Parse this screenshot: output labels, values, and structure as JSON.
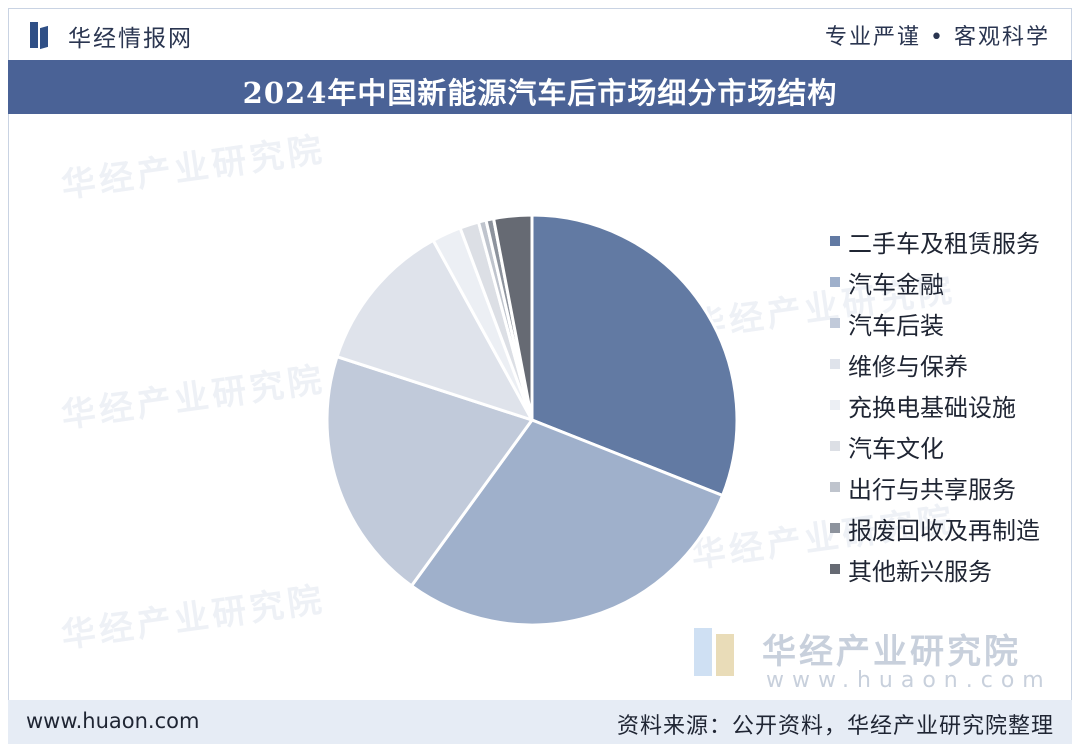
{
  "header": {
    "brand": "华经情报网",
    "slogan": "专业严谨 • 客观科学"
  },
  "title": "2024年中国新能源汽车后市场细分市场结构",
  "watermark": {
    "text": "华经产业研究院",
    "brand_name": "华经产业研究院",
    "brand_url": "www.huaon.com"
  },
  "footer": {
    "url": "www.huaon.com",
    "source": "资料来源：公开资料，华经产业研究院整理"
  },
  "colors": {
    "title_bg": "#4a6296",
    "footer_bg": "#e6ecf5"
  },
  "chart_data": {
    "type": "pie",
    "title": "2024年中国新能源汽车后市场细分市场结构",
    "legend_position": "right",
    "categories": [
      "二手车及租赁服务",
      "汽车金融",
      "汽车后装",
      "维修与保养",
      "充换电基础设施",
      "汽车文化",
      "出行与共享服务",
      "报废回收及再制造",
      "其他新兴服务"
    ],
    "values": [
      31.0,
      29.0,
      20.0,
      12.0,
      2.3,
      1.5,
      0.6,
      0.6,
      3.0
    ],
    "unit": "%",
    "colors": [
      "#627aa3",
      "#9fb0cb",
      "#c1cada",
      "#dfe3eb",
      "#eceff4",
      "#dcdfe5",
      "#bfc4cd",
      "#8d939d",
      "#666a73"
    ]
  }
}
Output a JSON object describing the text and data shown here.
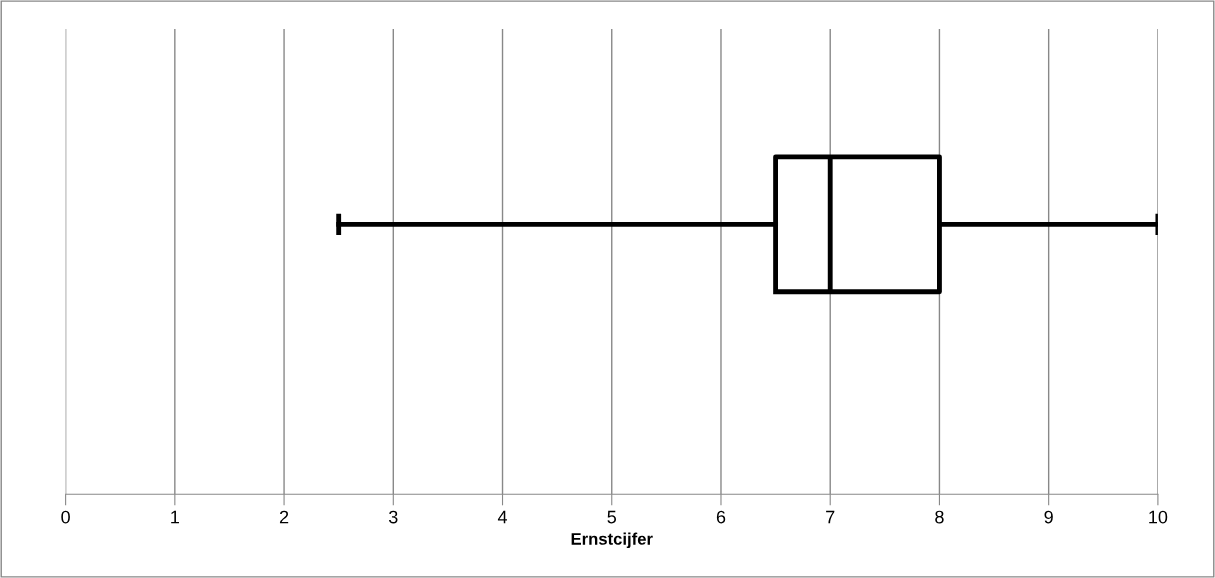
{
  "chart_data": {
    "type": "box",
    "orientation": "horizontal",
    "xlabel": "Ernstcijfer",
    "categories": [
      null
    ],
    "boxes": [
      {
        "low": 2.5,
        "q1": 6.5,
        "median": 7,
        "q3": 8,
        "high": 10
      }
    ],
    "color": "#000000",
    "xlim": [
      0,
      10
    ],
    "xticks": [
      0,
      1,
      2,
      3,
      4,
      5,
      6,
      7,
      8,
      9,
      10
    ],
    "grid": "x",
    "tick_labels": "x"
  }
}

****************

**What is asked**
In your copy of the records, include no pictures; repeat everything else exactly.

**Solution for this task**
Parse this screenshot: output labels, values, and structure as JSON.
{
  "header": {
    "brand": "华经情报网",
    "slogan": "专业严谨 • 客观科学"
  },
  "title": "2024年中国新能源汽车后市场细分市场结构",
  "watermark": {
    "text": "华经产业研究院",
    "brand_name": "华经产业研究院",
    "brand_url": "www.huaon.com"
  },
  "footer": {
    "url": "www.huaon.com",
    "source": "资料来源：公开资料，华经产业研究院整理"
  },
  "colors": {
    "title_bg": "#4a6296",
    "footer_bg": "#e6ecf5"
  },
  "chart_data": {
    "type": "pie",
    "title": "2024年中国新能源汽车后市场细分市场结构",
    "legend_position": "right",
    "categories": [
      "二手车及租赁服务",
      "汽车金融",
      "汽车后装",
      "维修与保养",
      "充换电基础设施",
      "汽车文化",
      "出行与共享服务",
      "报废回收及再制造",
      "其他新兴服务"
    ],
    "values": [
      31.0,
      29.0,
      20.0,
      12.0,
      2.3,
      1.5,
      0.6,
      0.6,
      3.0
    ],
    "unit": "%",
    "colors": [
      "#627aa3",
      "#9fb0cb",
      "#c1cada",
      "#dfe3eb",
      "#eceff4",
      "#dcdfe5",
      "#bfc4cd",
      "#8d939d",
      "#666a73"
    ]
  }
}
Output a JSON object describing the text and data shown here.
{
  "chart_data": {
    "type": "box",
    "orientation": "horizontal",
    "xlabel": "Ernstcijfer",
    "categories": [
      null
    ],
    "boxes": [
      {
        "low": 2.5,
        "q1": 6.5,
        "median": 7,
        "q3": 8,
        "high": 10
      }
    ],
    "color": "#000000",
    "xlim": [
      0,
      10
    ],
    "xticks": [
      0,
      1,
      2,
      3,
      4,
      5,
      6,
      7,
      8,
      9,
      10
    ],
    "grid": "x",
    "tick_labels": "x"
  }
}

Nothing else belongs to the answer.